[Start Source data]
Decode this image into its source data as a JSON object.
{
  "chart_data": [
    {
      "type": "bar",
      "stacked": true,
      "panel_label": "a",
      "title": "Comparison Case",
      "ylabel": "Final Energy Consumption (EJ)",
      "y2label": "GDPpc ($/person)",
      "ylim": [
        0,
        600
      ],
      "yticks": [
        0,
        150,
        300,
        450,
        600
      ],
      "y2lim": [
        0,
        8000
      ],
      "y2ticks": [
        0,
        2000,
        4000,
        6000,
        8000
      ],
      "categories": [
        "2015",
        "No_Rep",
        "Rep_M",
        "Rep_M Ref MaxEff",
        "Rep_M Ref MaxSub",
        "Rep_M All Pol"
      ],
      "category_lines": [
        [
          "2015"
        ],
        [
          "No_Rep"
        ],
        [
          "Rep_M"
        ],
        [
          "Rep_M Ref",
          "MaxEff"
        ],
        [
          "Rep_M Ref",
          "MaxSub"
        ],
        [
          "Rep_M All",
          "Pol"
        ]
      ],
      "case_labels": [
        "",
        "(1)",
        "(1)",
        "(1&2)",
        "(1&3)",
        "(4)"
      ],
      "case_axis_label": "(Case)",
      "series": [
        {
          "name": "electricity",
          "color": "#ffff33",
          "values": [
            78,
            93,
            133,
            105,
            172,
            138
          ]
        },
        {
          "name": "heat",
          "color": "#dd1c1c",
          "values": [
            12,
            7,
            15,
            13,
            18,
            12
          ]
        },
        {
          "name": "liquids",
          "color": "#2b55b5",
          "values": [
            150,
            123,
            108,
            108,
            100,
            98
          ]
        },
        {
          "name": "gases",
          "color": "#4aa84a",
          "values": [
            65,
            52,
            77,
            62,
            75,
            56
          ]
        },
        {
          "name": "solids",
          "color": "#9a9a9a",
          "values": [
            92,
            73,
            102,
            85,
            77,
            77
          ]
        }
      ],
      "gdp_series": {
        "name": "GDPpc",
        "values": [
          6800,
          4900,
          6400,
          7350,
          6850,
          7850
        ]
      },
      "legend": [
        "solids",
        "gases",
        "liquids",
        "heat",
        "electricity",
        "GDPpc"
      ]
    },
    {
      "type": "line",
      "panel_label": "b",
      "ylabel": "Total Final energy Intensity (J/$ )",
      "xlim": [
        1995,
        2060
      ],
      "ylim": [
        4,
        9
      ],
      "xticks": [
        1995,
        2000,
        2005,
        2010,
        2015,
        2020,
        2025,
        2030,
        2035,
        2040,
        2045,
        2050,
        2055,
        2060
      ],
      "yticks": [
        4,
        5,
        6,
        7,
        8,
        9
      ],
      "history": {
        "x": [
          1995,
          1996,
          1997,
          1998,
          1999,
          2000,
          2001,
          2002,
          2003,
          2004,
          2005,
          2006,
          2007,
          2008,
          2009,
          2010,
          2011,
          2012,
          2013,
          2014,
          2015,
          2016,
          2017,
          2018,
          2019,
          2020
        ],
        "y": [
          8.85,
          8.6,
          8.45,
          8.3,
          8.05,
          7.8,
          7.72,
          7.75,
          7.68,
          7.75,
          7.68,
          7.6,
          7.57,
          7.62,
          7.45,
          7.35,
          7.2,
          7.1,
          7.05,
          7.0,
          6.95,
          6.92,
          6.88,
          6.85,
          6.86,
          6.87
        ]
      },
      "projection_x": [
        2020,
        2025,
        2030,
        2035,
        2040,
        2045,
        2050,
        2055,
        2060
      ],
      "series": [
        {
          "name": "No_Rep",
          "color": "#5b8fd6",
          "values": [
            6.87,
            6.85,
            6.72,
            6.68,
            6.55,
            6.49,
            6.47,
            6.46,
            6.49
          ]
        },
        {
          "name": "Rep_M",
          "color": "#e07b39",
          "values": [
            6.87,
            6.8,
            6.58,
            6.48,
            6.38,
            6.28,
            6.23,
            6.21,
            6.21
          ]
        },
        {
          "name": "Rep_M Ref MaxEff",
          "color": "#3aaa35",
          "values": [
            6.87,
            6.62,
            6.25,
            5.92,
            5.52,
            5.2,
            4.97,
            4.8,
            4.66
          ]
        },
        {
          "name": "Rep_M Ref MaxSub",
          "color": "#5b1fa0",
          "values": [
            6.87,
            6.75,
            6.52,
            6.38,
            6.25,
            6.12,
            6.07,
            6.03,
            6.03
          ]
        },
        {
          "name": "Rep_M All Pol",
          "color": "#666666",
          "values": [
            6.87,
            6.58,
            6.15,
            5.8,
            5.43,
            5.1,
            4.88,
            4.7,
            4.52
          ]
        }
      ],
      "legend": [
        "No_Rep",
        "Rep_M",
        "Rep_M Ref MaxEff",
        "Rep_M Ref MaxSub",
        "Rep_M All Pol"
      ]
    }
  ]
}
[End Source data]
**Exercise directions**:
Count how many lines contain "MaxSub" and give only that count.

**Task solution**:
4